> **DOCUMENTTEKST**
....................

Inleiding in de psychologie
Hoofdstuk 1
We worden voortdurend geconfronteerd met psychologie: TV, radio, kranten, boekenwinkel,… maar
meestal gaat het niet over wetenschappelijke psychologie.
Psychologie als wetenschappelijk discipline wordt vaak verkeerd ingeschat. Zowel onderschatting
(zeggen dat het nergens over gaat) als overschatting (denken dat je alles over iemand weet of altijd
weet wat te doen).
Voorbeeldvragen:
- is een leugendetector accuraat in het opsporen van lichamelijke reacties die erop wijzen dat een
verdachte liegt? Antwoord: objectief weinig bewijs voor de effectiviteit van leugendetectors
- veel dingen die we meemaken worden niet bewaard in het geheugen? Antwoord: waar, het
grootste deel van de informatie komt nooit in het geheugen terecht en wat er wel in terecht komt
wordt vaak vervormd.
- alleen mensen herkennen zichzelf in hun spiegelbeeld? Antwoord: niet waar, Skinner en zijn
medewerkers toonden aan dat de columba livia (huisduif) zichzelf herkent in de spiegel.
- intelligentie is een zuiver aangeboren trek die onveranderd blijft gedurende iemands leven?
Antwoord: niet waar, intelligentie is het resultaat van zowel ergerlijkheid als omgevingsinvloeden en
verandert gedurende het leven
wat is psychologie en wat is het niet?
Roediger et al. (1996) psychologie is de wetenschappelijke studie van de mentale processen en
gedrag. Zimbardo et al. (2009) psychologie de empirische studie van het gedrag en de mentale
processen. Ook andere wetenschappen bestuderen het gedrag: economie, criminologie, sociologie,…
Belangrijkste verschil is dat ze gebruik maken van verschillende methodes.
Psychologie betwist ongefundeerde uitspraken van pseudowetenschappelijke aard (= elke poging om
fenomenen uit de natuurlijke wereld te verklaren die niet gebaseerd is op empirische observatie of
op de wetenschappelijke methode bv. astrologie, grafologie toekomstvoorspelling)
40% tot 75% hecht geloof aan telepathie, helderziendheid,… recente studie van Daryl Bem over
voorspellen van toekomst. Na 90 jaar geen enkele wetenschappelijke evidentie voor extra sensory
perception.
het freud probleem minder dan 10% van de APA-leden onderschrijven de ideeën van Freud. Hij
leidde wetmatigheden af uit klinische gevalstudies. Nog minder onderschrijven ideeën van Jung (ze
waren artsen geen psychologen) al eens gehoord van Skinner, Hubel en Wiesel, Roger Sperry,
Herbert Simon, Kahneman en Tversky: ze hebben allemaal een nobelprijs gewonnen.

....................

> **GEGEVENS**
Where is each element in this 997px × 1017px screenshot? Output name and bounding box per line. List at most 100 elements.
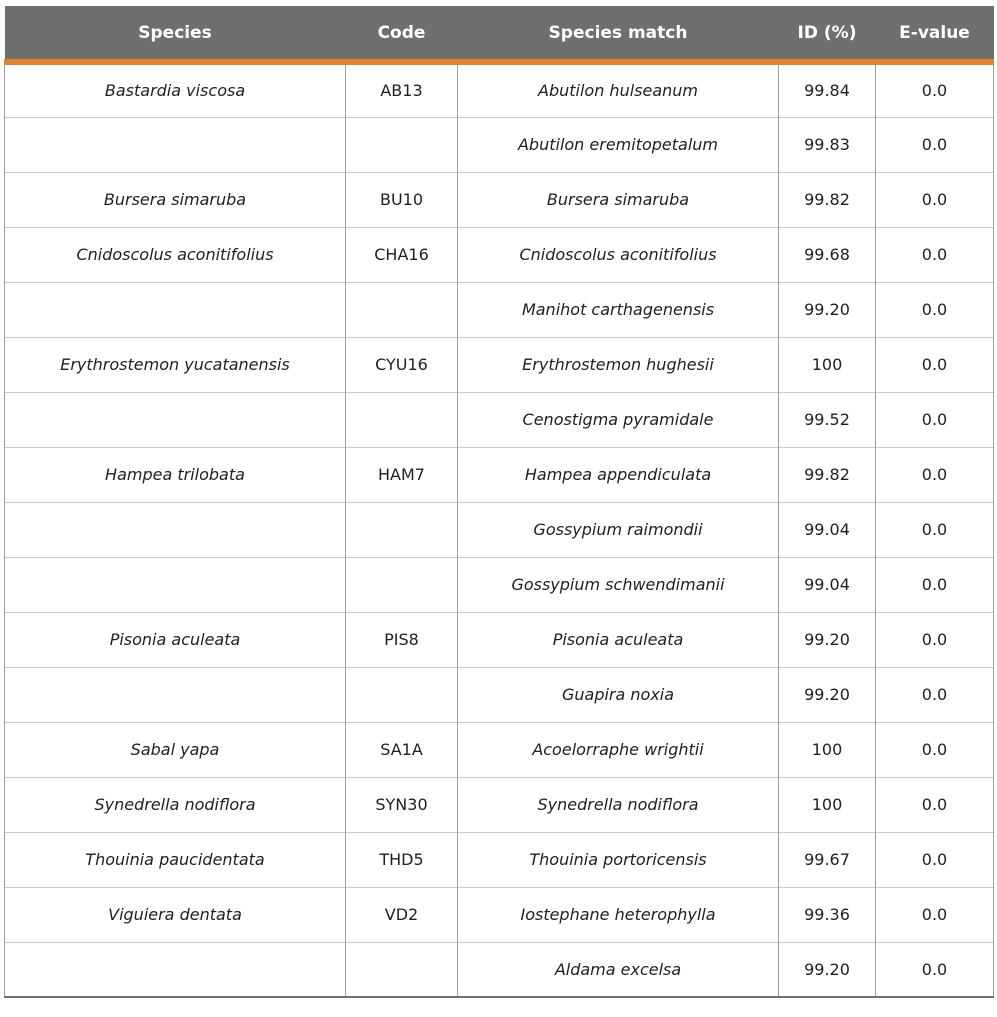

....................

> **ONDERDELEN**
1) Beantwoord de volgende vragen aan de hand van de tekst over psychologie:
(a) Wie toonden aan dat de huisduif zichzelf herkent in de spiegel?
(b) Welk deel van de APA-leden onderschrijft de ideeën van Freud?
(c) Welk percentage hecht geloof aan telepathie en helderziendheid?
2) Bewerk in de tekst over psychologie alles van "Inleiding in de" tot en met "over wetenschappelijke psychologie." en vervang daarin "kranten" door "tijdschriften".

> **OPLOSSINGEN**
1)
(a) Skinner en zijn medewerkers
(b) Minder dan 10%
(c) 40% tot 75%

2)
Inleiding in de psychologie
Hoofdstuk 1
We worden voortdurend geconfronteerd met psychologie: TV, radio, tijdschriften, boekenwinkel,… maar
meestal gaat het niet over wetenschappelijke psychologie.